▶ [WHAT IS NEEDED] Check each line of the records below for the word "saadan" and copy those where it appears.

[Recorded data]
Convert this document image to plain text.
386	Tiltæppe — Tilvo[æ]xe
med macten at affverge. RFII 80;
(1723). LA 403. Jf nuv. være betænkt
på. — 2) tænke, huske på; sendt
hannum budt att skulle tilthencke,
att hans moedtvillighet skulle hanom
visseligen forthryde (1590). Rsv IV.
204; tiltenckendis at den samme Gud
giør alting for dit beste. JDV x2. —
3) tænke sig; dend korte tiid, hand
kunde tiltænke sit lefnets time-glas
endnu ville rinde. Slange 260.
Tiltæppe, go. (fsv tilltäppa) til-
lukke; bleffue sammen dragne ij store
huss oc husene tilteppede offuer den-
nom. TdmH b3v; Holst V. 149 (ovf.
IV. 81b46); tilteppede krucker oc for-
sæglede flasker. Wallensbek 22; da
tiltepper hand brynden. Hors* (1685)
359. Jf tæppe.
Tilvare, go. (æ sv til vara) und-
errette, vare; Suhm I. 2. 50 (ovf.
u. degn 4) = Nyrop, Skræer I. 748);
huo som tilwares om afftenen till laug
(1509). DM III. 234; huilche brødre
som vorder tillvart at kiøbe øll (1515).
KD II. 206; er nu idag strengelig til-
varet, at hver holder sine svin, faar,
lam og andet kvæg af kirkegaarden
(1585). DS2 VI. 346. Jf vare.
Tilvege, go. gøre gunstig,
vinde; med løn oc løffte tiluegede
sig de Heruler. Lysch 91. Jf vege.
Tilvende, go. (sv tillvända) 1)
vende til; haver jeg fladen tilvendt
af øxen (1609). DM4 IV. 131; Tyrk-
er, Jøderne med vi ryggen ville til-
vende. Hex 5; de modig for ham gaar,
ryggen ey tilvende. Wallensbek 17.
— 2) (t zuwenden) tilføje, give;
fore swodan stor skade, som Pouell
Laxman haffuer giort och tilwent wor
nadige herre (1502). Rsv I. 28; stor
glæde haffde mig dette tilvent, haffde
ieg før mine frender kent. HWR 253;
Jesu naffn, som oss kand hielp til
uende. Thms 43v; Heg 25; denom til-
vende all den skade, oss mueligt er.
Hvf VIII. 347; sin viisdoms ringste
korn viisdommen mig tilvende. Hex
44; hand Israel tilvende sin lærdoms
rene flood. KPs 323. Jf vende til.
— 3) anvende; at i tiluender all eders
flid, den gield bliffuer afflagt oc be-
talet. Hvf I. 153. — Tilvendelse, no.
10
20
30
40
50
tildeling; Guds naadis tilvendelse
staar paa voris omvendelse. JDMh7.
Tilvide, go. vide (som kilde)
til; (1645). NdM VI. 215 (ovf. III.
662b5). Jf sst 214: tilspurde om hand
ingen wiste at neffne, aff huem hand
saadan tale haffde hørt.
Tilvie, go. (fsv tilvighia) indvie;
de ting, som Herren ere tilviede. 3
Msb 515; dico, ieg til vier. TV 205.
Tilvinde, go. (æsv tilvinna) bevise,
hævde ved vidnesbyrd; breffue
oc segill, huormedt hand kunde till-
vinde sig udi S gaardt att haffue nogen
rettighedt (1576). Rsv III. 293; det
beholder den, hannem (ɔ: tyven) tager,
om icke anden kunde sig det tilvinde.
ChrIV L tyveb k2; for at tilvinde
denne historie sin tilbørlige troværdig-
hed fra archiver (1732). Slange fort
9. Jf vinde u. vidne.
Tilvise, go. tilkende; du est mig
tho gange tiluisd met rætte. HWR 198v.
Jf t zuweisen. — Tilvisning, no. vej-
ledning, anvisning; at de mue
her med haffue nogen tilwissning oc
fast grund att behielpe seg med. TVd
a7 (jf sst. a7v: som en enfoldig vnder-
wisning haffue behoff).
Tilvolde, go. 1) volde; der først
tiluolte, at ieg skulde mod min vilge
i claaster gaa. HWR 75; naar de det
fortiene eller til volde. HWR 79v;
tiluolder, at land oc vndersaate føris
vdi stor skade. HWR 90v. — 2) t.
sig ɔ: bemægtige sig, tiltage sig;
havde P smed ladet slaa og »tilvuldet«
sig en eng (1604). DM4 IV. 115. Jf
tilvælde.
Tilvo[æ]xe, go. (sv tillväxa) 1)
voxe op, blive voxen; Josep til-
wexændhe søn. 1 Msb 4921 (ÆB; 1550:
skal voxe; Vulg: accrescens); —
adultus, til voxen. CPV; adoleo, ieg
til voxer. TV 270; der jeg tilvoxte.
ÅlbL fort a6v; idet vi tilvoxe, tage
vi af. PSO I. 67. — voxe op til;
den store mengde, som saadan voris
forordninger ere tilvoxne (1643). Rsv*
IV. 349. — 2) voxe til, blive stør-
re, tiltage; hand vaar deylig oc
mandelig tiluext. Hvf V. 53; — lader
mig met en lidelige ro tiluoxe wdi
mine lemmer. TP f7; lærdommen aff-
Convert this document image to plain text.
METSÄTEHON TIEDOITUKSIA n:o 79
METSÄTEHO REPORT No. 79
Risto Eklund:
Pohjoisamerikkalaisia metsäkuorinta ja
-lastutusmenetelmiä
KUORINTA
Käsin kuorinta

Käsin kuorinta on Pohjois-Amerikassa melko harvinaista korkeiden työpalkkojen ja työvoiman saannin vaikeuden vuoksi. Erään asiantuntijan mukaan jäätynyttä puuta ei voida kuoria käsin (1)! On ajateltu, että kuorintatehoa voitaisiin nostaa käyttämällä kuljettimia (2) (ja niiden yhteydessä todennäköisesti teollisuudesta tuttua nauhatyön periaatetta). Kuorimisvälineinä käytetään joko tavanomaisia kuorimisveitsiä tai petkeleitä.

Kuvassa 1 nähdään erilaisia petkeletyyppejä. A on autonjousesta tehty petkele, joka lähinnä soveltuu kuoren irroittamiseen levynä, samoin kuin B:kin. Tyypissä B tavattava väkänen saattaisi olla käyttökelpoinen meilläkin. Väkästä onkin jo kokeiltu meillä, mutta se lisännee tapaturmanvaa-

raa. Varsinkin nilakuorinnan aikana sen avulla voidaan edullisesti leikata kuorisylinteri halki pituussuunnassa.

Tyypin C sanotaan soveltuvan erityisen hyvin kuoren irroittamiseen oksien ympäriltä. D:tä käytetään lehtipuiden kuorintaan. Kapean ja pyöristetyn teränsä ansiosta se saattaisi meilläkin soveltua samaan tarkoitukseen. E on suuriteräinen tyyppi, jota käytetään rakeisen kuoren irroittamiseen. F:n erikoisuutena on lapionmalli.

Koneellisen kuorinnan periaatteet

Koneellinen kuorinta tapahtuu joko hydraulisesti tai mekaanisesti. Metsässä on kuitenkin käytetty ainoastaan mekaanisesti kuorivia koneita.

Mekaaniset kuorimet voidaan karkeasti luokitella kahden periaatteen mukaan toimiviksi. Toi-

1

▶ [IN RESPONSE]
saadan tale haffde hørt.
den store mengde, som saadan voris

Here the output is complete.